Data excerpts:
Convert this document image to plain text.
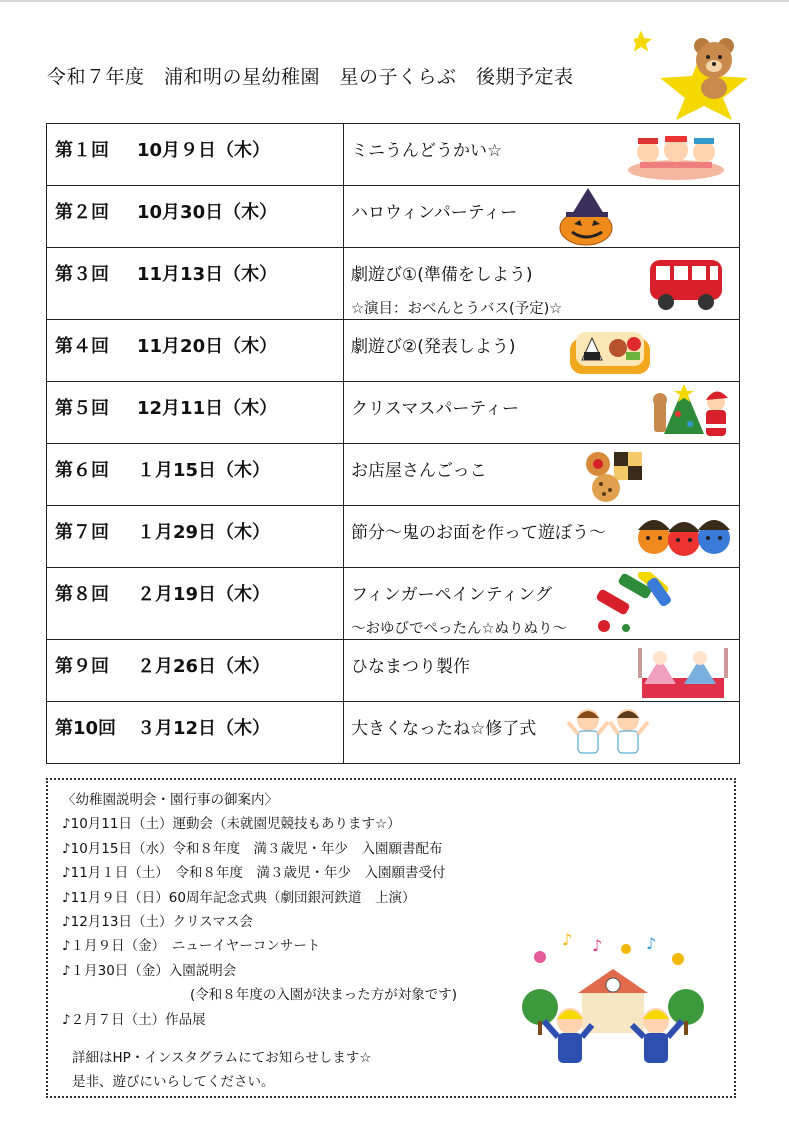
令和７年度　浦和明の星幼稚園　星の子くらぶ　後期予定表
第１回 10月９日（木）	ミニうんどうかい☆

第２回 10月30日（木）	ハロウィンパーティー

第３回 11月13日（木）	劇遊び①(準備をしよう)
☆演目：おべんとうバス(予定)☆

第４回 11月20日（木）	劇遊び②(発表しよう)

第５回 12月11日（木）	クリスマスパーティー

第６回 １月15日（木）	お店屋さんごっこ

第７回 １月29日（木）	節分～鬼のお面を作って遊ぼう～

第８回 ２月19日（木）	フィンガーペインティング
～おゆびでぺったん☆ぬりぬり～

第９回 ２月26日（木）	ひなまつり製作

第10回 ３月12日（木）	大きくなったね☆修了式
〈幼稚園説明会・園行事の御案内〉
♪10月11日（土）運動会（未就園児競技もあります☆）
♪10月15日（水）令和８年度　満３歳児・年少　入園願書配布
♪11月１日（土）　令和８年度　満３歳児・年少　入園願書受付
♪11月９日（日）60周年記念式典（劇団銀河鉄道　上演）
♪12月13日（土）クリスマス会
♪１月９日（金）　ニューイヤーコンサート
♪１月30日（金）入園説明会
(令和８年度の入園が決まった方が対象です)
♪２月７日（土）作品展
詳細はHP・インスタグラムにてお知らせします☆
是非、遊びにいらしてください。
♪ ♪	♪
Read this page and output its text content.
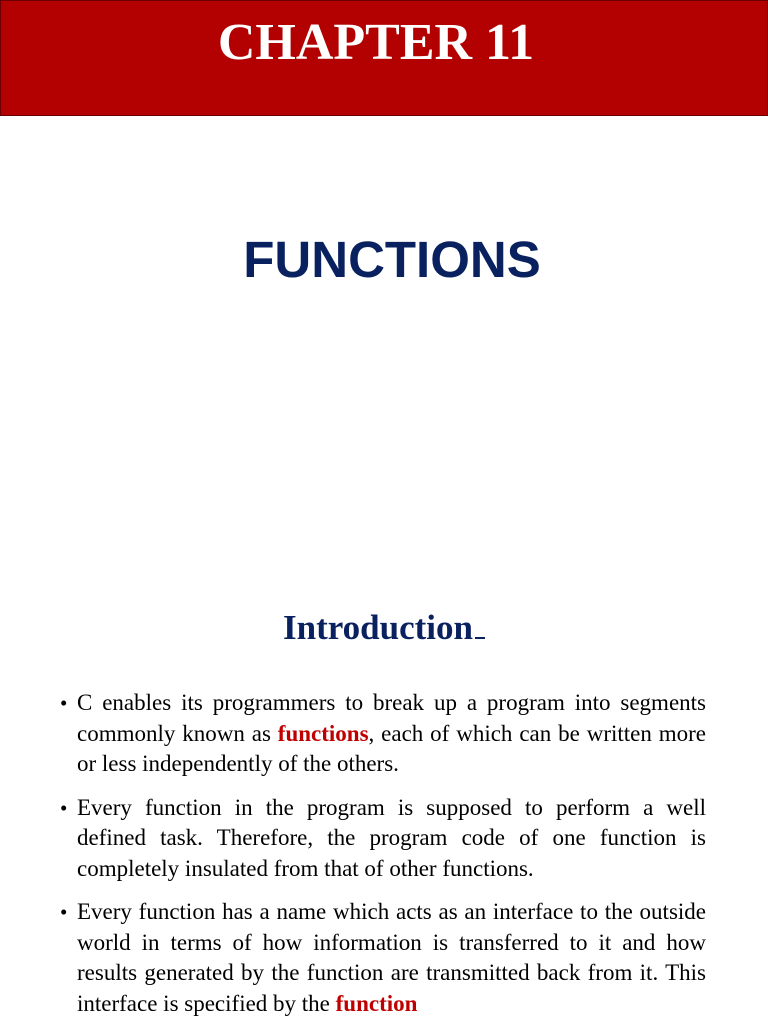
CHAPTER 11
FUNCTIONS
Introduction
• C enables its programmers to break up a program into segments commonly known as functions, each of which can be written more or less independently of the others.
• Every function in the program is supposed to perform a well defined task. Therefore, the program code of one function is completely insulated from that of other functions.
• Every function has a name which acts as an interface to the outside world in terms of how information is transferred to it and how results generated by the function are transmitted back from it. This interface is specified by the function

→ **DIRECTIONS**: Pictures appear in the records above. Output everything except them, exactly.

→ **EXERCISE RESULT**:
Convert this document image to plain text.
令和７年度　浦和明の星幼稚園　星の子くらぶ　後期予定表
第１回 10月９日（木）	ミニうんどうかい☆

第２回 10月30日（木）	ハロウィンパーティー

第３回 11月13日（木）	劇遊び①(準備をしよう)
☆演目：おべんとうバス(予定)☆

第４回 11月20日（木）	劇遊び②(発表しよう)

第５回 12月11日（木）	クリスマスパーティー

第６回 １月15日（木）	お店屋さんごっこ

第７回 １月29日（木）	節分～鬼のお面を作って遊ぼう～

第８回 ２月19日（木）	フィンガーペインティング
～おゆびでぺったん☆ぬりぬり～

第９回 ２月26日（木）	ひなまつり製作

第10回 ３月12日（木）	大きくなったね☆修了式
〈幼稚園説明会・園行事の御案内〉
♪10月11日（土）運動会（未就園児競技もあります☆）
♪10月15日（水）令和８年度　満３歳児・年少　入園願書配布
♪11月１日（土）　令和８年度　満３歳児・年少　入園願書受付
♪11月９日（日）60周年記念式典（劇団銀河鉄道　上演）
♪12月13日（土）クリスマス会
♪１月９日（金）　ニューイヤーコンサート
♪１月30日（金）入園説明会
(令和８年度の入園が決まった方が対象です)
♪２月７日（土）作品展
詳細はHP・インスタグラムにてお知らせします☆
是非、遊びにいらしてください。
♪ ♪	♪
Read this page and output its text content.
CHAPTER 11
FUNCTIONS
Introduction
• C enables its programmers to break up a program into segments commonly known as functions, each of which can be written more or less independently of the others.
• Every function in the program is supposed to perform a well defined task. Therefore, the program code of one function is completely insulated from that of other functions.
• Every function has a name which acts as an interface to the outside world in terms of how information is transferred to it and how results generated by the function are transmitted back from it. This interface is specified by the function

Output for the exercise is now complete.